Short problem:
Reproduce the records below, swapping every "label-box" for "annotation-box" and leaving everything else as it is.

Records provided:
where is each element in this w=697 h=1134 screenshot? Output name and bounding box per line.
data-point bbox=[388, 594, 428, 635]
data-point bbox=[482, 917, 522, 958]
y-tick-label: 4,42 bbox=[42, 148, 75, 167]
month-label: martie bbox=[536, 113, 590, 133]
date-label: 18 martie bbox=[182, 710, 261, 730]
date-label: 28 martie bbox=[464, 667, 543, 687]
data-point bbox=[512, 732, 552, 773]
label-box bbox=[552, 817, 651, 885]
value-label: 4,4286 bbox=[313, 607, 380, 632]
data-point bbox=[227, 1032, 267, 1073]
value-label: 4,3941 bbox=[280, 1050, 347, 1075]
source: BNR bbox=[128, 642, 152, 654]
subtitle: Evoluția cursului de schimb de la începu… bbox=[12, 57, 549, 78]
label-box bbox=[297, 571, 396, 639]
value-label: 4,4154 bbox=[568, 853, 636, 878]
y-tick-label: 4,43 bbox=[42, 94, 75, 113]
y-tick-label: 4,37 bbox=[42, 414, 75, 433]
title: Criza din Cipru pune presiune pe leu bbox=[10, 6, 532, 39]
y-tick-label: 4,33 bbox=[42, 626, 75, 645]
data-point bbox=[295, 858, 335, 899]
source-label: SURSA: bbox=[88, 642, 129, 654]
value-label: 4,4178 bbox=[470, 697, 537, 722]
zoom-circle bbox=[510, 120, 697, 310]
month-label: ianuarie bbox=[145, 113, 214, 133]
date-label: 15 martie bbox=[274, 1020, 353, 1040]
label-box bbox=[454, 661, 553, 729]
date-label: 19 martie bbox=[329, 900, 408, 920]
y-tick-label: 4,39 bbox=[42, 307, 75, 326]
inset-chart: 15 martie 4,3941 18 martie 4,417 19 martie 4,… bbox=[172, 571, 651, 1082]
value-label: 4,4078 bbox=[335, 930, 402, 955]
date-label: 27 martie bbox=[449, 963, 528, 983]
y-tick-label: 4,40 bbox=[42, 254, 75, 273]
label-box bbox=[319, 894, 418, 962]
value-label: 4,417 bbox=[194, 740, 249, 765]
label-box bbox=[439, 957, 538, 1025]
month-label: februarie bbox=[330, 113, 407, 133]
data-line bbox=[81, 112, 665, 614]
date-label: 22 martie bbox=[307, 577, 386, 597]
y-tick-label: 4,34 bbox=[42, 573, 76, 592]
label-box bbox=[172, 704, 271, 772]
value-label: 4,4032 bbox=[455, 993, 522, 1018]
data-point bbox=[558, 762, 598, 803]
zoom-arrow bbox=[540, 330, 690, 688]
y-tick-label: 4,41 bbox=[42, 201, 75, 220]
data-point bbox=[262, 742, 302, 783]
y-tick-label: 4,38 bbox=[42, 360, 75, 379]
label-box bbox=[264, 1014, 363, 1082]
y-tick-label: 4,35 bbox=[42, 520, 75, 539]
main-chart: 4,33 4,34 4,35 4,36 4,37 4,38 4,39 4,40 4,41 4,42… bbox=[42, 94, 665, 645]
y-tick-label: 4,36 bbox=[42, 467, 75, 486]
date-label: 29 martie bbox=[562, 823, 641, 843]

Exercise output:
where is each element in this w=697 h=1134 screenshot? Output name and bounding box per line.
data-point bbox=[388, 594, 428, 635]
data-point bbox=[482, 917, 522, 958]
y-tick-label: 4,42 bbox=[42, 148, 75, 167]
month-label: martie bbox=[536, 113, 590, 133]
date-label: 18 martie bbox=[182, 710, 261, 730]
date-label: 28 martie bbox=[464, 667, 543, 687]
data-point bbox=[512, 732, 552, 773]
annotation-box bbox=[552, 817, 651, 885]
value-label: 4,4286 bbox=[313, 607, 380, 632]
data-point bbox=[227, 1032, 267, 1073]
value-label: 4,3941 bbox=[280, 1050, 347, 1075]
source: BNR bbox=[128, 642, 152, 654]
subtitle: Evoluția cursului de schimb de la începu… bbox=[12, 57, 549, 78]
annotation-box bbox=[297, 571, 396, 639]
value-label: 4,4154 bbox=[568, 853, 636, 878]
y-tick-label: 4,43 bbox=[42, 94, 75, 113]
y-tick-label: 4,37 bbox=[42, 414, 75, 433]
title: Criza din Cipru pune presiune pe leu bbox=[10, 6, 532, 39]
y-tick-label: 4,33 bbox=[42, 626, 75, 645]
data-point bbox=[295, 858, 335, 899]
source-label: SURSA: bbox=[88, 642, 129, 654]
value-label: 4,4178 bbox=[470, 697, 537, 722]
zoom-circle bbox=[510, 120, 697, 310]
month-label: ianuarie bbox=[145, 113, 214, 133]
date-label: 15 martie bbox=[274, 1020, 353, 1040]
annotation-box bbox=[454, 661, 553, 729]
date-label: 19 martie bbox=[329, 900, 408, 920]
y-tick-label: 4,39 bbox=[42, 307, 75, 326]
inset-chart: 15 martie 4,3941 18 martie 4,417 19 martie 4,… bbox=[172, 571, 651, 1082]
value-label: 4,4078 bbox=[335, 930, 402, 955]
date-label: 27 martie bbox=[449, 963, 528, 983]
y-tick-label: 4,40 bbox=[42, 254, 75, 273]
annotation-box bbox=[319, 894, 418, 962]
value-label: 4,417 bbox=[194, 740, 249, 765]
annotation-box bbox=[439, 957, 538, 1025]
month-label: februarie bbox=[330, 113, 407, 133]
data-line bbox=[81, 112, 665, 614]
date-label: 22 martie bbox=[307, 577, 386, 597]
y-tick-label: 4,34 bbox=[42, 573, 76, 592]
annotation-box bbox=[172, 704, 271, 772]
value-label: 4,4032 bbox=[455, 993, 522, 1018]
data-point bbox=[558, 762, 598, 803]
zoom-arrow bbox=[540, 330, 690, 688]
y-tick-label: 4,41 bbox=[42, 201, 75, 220]
data-point bbox=[262, 742, 302, 783]
y-tick-label: 4,38 bbox=[42, 360, 75, 379]
annotation-box bbox=[264, 1014, 363, 1082]
y-tick-label: 4,35 bbox=[42, 520, 75, 539]
main-chart: 4,33 4,34 4,35 4,36 4,37 4,38 4,39 4,40 4,41 4,42… bbox=[42, 94, 665, 645]
y-tick-label: 4,36 bbox=[42, 467, 75, 486]
date-label: 29 martie bbox=[562, 823, 641, 843]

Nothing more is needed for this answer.